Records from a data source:
========================

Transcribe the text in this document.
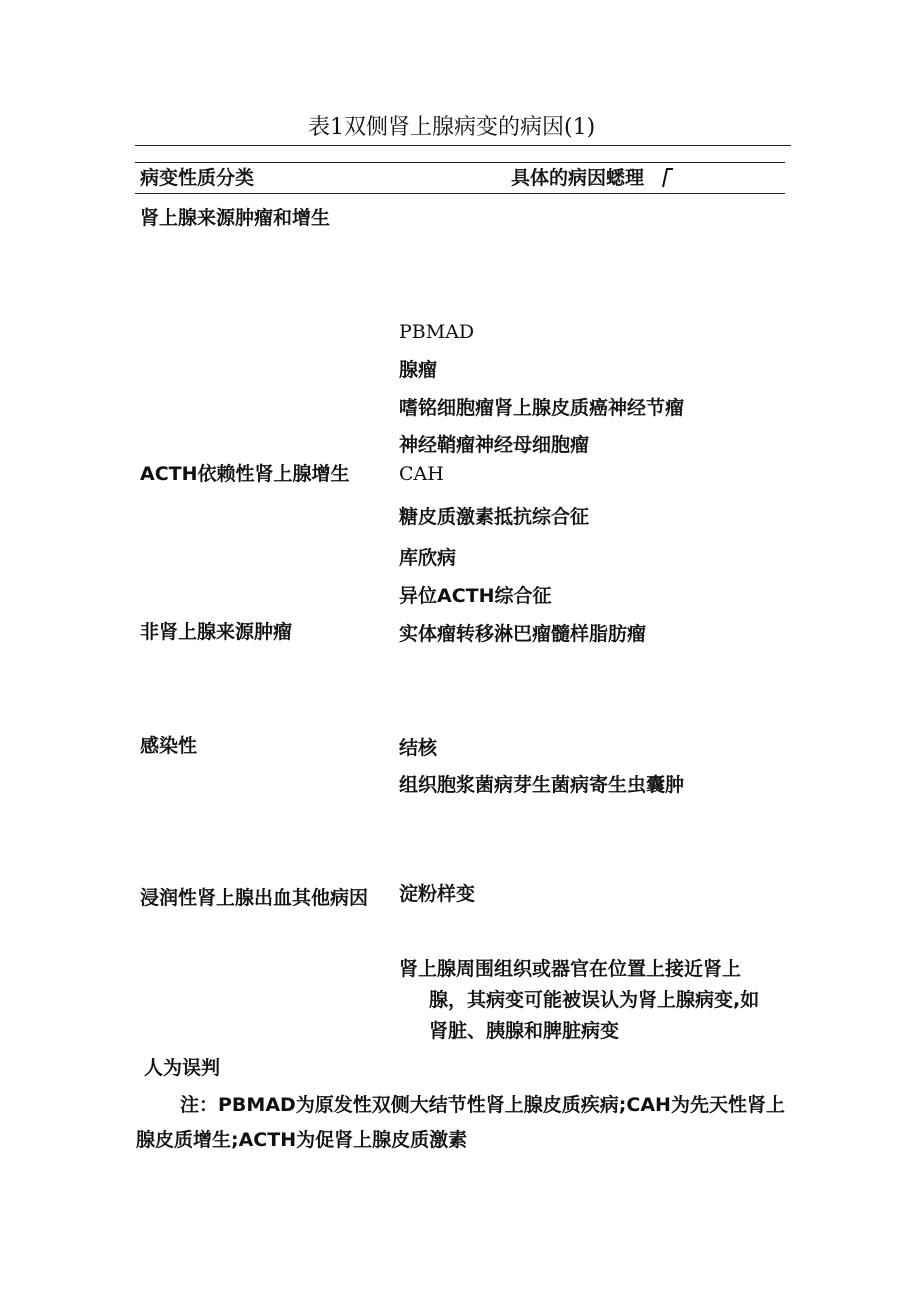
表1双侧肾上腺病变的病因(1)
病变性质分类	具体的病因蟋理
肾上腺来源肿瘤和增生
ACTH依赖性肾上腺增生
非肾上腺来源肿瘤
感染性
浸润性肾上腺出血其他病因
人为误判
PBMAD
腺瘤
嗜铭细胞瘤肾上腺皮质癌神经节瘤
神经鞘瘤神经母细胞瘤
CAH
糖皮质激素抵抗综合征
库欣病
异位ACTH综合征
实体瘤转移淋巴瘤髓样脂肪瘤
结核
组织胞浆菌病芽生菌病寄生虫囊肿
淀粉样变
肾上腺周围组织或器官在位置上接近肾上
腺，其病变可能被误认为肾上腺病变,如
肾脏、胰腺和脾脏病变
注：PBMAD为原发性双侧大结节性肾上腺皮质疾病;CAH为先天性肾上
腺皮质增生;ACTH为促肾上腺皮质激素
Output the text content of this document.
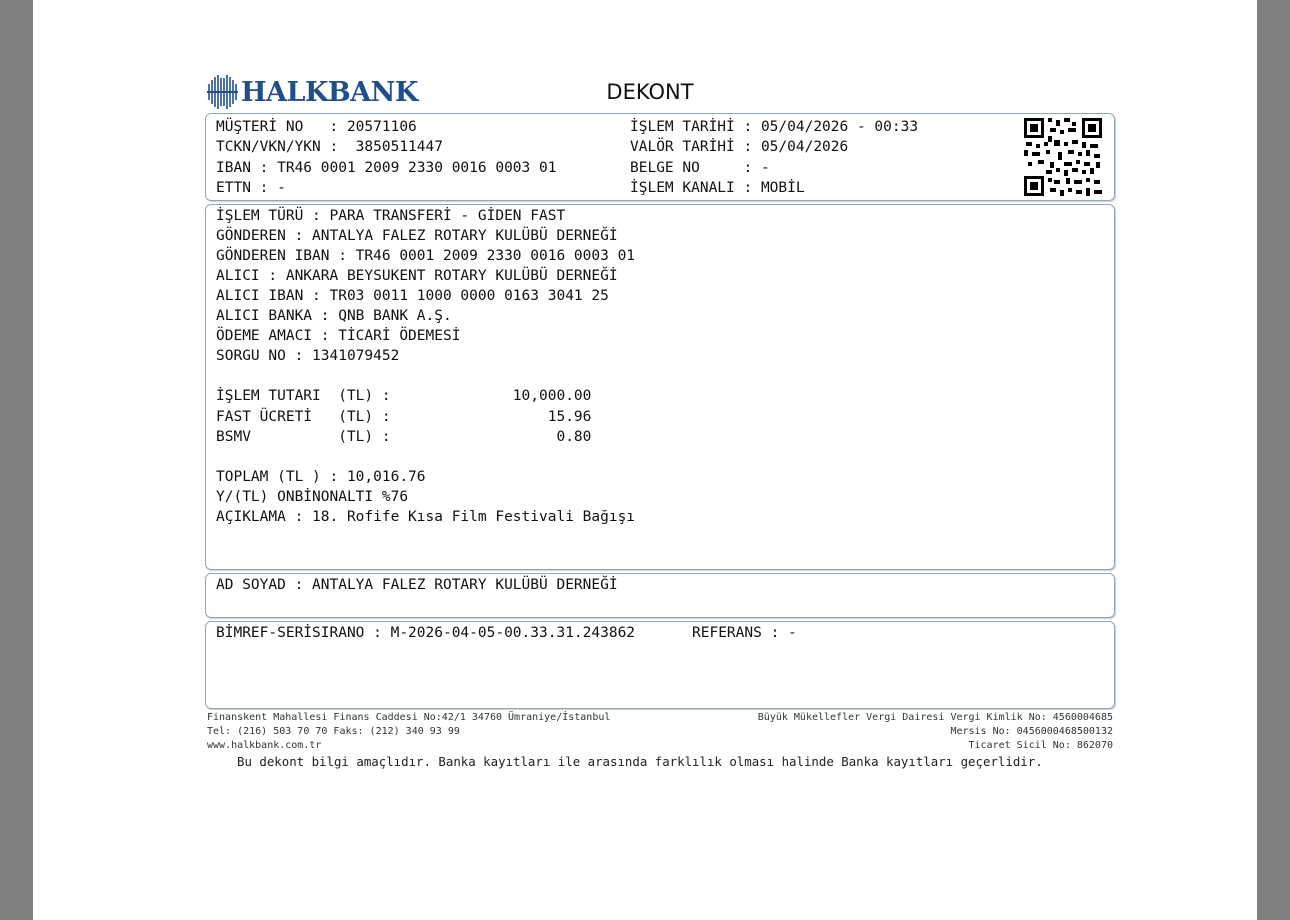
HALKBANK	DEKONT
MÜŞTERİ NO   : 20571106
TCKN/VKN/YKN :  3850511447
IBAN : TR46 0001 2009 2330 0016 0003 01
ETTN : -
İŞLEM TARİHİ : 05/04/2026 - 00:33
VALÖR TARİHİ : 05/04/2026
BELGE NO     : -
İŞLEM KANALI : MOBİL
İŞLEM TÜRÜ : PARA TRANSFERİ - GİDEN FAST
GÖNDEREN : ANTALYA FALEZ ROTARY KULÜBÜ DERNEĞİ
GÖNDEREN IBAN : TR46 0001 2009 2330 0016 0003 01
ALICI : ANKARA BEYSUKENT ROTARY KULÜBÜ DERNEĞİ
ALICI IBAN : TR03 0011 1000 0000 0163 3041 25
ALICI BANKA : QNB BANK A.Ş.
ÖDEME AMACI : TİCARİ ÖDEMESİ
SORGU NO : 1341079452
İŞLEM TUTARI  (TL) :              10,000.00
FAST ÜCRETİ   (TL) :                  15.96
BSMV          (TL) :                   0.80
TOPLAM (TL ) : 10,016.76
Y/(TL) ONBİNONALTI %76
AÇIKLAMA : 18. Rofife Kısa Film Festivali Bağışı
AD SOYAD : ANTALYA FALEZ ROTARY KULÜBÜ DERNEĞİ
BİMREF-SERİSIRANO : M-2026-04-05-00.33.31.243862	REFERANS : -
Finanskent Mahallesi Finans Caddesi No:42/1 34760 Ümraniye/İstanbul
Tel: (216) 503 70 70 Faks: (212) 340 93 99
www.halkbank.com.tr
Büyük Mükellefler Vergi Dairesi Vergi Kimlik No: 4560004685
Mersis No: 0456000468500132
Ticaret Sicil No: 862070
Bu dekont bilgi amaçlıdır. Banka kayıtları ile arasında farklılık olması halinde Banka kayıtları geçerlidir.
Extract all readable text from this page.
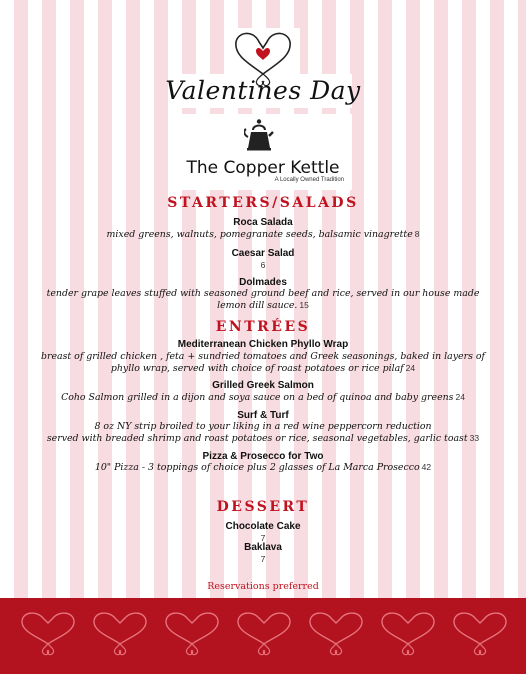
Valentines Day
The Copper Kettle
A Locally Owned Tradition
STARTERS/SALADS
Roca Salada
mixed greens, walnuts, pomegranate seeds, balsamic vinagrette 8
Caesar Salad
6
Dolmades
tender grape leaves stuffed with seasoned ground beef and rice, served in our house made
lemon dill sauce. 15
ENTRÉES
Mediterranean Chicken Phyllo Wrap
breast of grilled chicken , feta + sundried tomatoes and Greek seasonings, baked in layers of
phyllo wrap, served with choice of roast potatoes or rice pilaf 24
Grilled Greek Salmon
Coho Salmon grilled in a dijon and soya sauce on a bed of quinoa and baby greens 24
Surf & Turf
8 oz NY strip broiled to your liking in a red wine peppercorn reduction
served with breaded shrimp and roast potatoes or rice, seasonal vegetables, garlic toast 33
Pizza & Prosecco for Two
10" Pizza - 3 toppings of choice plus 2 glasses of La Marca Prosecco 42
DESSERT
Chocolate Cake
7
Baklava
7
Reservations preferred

========================

• [EXERCISE BRIEF]: From the records above, pull out each line that has "GÖNDEREN".

• [IN RESPONSE]:
GÖNDEREN : ANTALYA FALEZ ROTARY KULÜBÜ DERNEĞİ
GÖNDEREN IBAN : TR46 0001 2009 2330 0016 0003 01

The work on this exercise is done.